Figure dataset records:
# # #
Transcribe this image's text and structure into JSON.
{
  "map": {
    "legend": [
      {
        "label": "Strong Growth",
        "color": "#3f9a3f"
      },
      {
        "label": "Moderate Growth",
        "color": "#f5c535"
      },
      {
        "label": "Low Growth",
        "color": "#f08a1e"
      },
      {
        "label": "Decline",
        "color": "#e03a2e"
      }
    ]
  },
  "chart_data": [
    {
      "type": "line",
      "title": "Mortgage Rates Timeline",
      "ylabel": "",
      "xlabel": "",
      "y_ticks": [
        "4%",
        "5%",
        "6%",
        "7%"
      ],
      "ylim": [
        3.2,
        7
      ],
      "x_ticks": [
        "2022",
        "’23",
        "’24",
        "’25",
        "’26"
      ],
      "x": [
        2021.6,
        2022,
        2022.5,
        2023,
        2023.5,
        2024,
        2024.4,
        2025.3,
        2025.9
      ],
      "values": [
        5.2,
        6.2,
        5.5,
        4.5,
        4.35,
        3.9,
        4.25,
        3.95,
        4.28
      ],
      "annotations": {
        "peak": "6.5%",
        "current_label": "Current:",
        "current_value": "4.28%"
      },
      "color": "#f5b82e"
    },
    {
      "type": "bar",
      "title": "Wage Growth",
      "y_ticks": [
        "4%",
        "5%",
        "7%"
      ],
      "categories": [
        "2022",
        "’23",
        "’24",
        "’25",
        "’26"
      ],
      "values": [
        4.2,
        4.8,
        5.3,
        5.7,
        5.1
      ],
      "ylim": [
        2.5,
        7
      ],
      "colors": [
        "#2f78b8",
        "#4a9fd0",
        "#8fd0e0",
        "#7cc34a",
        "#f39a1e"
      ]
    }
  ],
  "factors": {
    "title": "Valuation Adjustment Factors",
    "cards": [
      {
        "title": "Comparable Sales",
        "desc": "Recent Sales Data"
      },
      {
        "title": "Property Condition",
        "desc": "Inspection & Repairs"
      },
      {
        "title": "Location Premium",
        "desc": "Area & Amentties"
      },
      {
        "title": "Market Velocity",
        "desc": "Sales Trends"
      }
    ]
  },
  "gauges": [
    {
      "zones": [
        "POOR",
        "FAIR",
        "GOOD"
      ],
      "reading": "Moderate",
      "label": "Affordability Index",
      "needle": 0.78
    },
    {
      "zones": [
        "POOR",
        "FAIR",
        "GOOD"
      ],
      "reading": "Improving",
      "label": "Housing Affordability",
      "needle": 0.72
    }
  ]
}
# # #
- Directions -
Search the preceding listing for the word "Sales" and pull out every line that holds it.

- Result of the exercise -
        "title": "Comparable Sales",
        "desc": "Recent Sales Data"
        "desc": "Sales Trends"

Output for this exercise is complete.